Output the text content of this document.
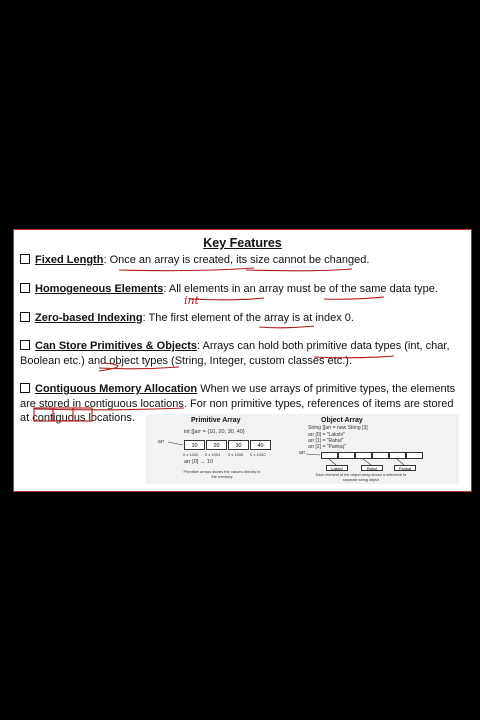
Key Features
Fixed Length: Once an array is created, its size cannot be changed.
Homogeneous Elements: All elements in an array must be of the same data type.
Zero-based Indexing: The first element of the array is at index 0.
Can Store Primitives & Objects: Arrays can hold both primitive data types (int, char, Boolean etc.) and object types (String, Integer, custom classes etc.).
Contiguous Memory Allocation When we use arrays of primitive types, the elements are stored in contiguous locations. For non primitive types, references of items are stored at contiguous locations.
int
Primitive Array
int []arr = {10, 20, 30, 40}
arr
10	20	30	40
0 x 1000 0 x 1004 0 x 1008 0 x 100C
arr [0] → 10
Primitive arrays stores the values directly in the memory
Object Array
String []arr = new String [3]
arr [0] = "Lakshi"
arr [1] = "Rahul"
arr [2] = "Pankaj"
arr
Lakshi	Rahul	Pankaj
Each element of the object array stores a reference to separate string object
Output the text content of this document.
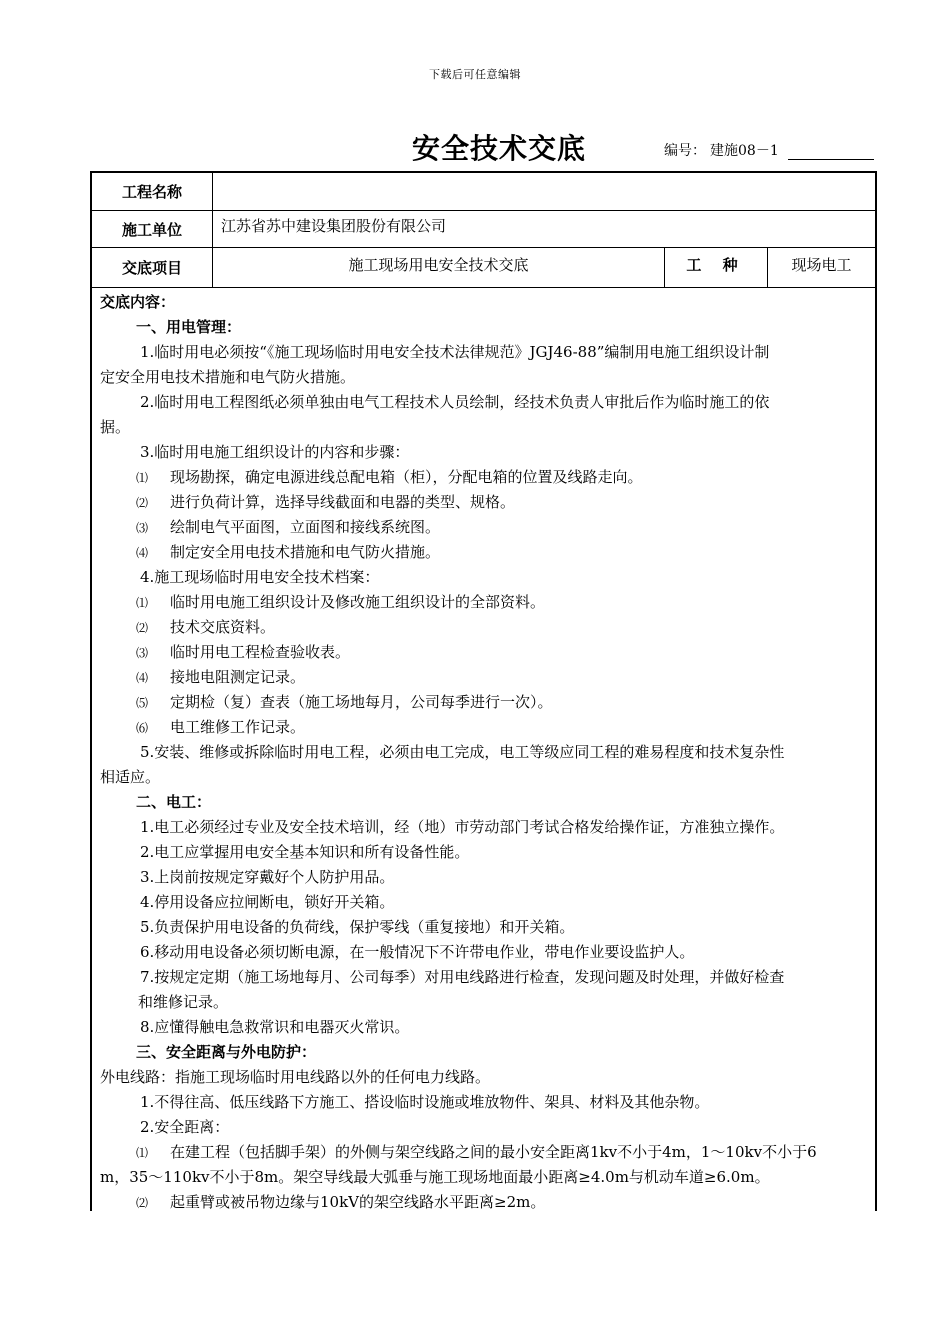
下载后可任意编辑
安全技术交底	编号： 建施08－1
工程名称
施工单位	江苏省苏中建设集团股份有限公司
交底项目	施工现场用电安全技术交底	工 种	现场电工
交底内容：
一、用电管理：
1.临时用电必须按“《施工现场临时用电安全技术法律规范》JGJ46-88”编制用电施工组织设计制
定安全用电技术措施和电气防火措施。
2.临时用电工程图纸必须单独由电气工程技术人员绘制，经技术负责人审批后作为临时施工的依
据。
3.临时用电施工组织设计的内容和步骤：
⑴ 现场勘探，确定电源进线总配电箱（柜），分配电箱的位置及线路走向。
⑵ 进行负荷计算，选择导线截面和电器的类型、规格。
⑶ 绘制电气平面图，立面图和接线系统图。
⑷ 制定安全用电技术措施和电气防火措施。
4.施工现场临时用电安全技术档案：
⑴ 临时用电施工组织设计及修改施工组织设计的全部资料。
⑵ 技术交底资料。
⑶ 临时用电工程检查验收表。
⑷ 接地电阻测定记录。
⑸ 定期检（复）查表（施工场地每月，公司每季进行一次）。
⑹ 电工维修工作记录。
5.安装、维修或拆除临时用电工程，必须由电工完成，电工等级应同工程的难易程度和技术复杂性
相适应。
二、电工：
1.电工必须经过专业及安全技术培训，经（地）市劳动部门考试合格发给操作证，方准独立操作。
2.电工应掌握用电安全基本知识和所有设备性能。
3.上岗前按规定穿戴好个人防护用品。
4.停用设备应拉闸断电，锁好开关箱。
5.负责保护用电设备的负荷线，保护零线（重复接地）和开关箱。
6.移动用电设备必须切断电源，在一般情况下不许带电作业，带电作业要设监护人。
7.按规定定期（施工场地每月、公司每季）对用电线路进行检查，发现问题及时处理，并做好检查
和维修记录。
8.应懂得触电急救常识和电器灭火常识。
三、安全距离与外电防护：
外电线路：指施工现场临时用电线路以外的任何电力线路。
1.不得往高、低压线路下方施工、搭设临时设施或堆放物件、架具、材料及其他杂物。
2.安全距离：
⑴ 在建工程（包括脚手架）的外侧与架空线路之间的最小安全距离1kv不小于4m，1～10kv不小于6
m，35～110kv不小于8m。架空导线最大弧垂与施工现场地面最小距离≥4.0m与机动车道≥6.0m。
⑵ 起重臂或被吊物边缘与10kV的架空线路水平距离≥2m。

** REQUIRED TASK **
Copy every line of the listing containing the string "data".

** CORRECT OUTPUT **
Homogeneous Elements: All elements in an array must be of the same data type.
Can Store Primitives & Objects: Arrays can hold both primitive data types (int, char, Boolean etc.) and object types (String, Integer, custom classes etc.).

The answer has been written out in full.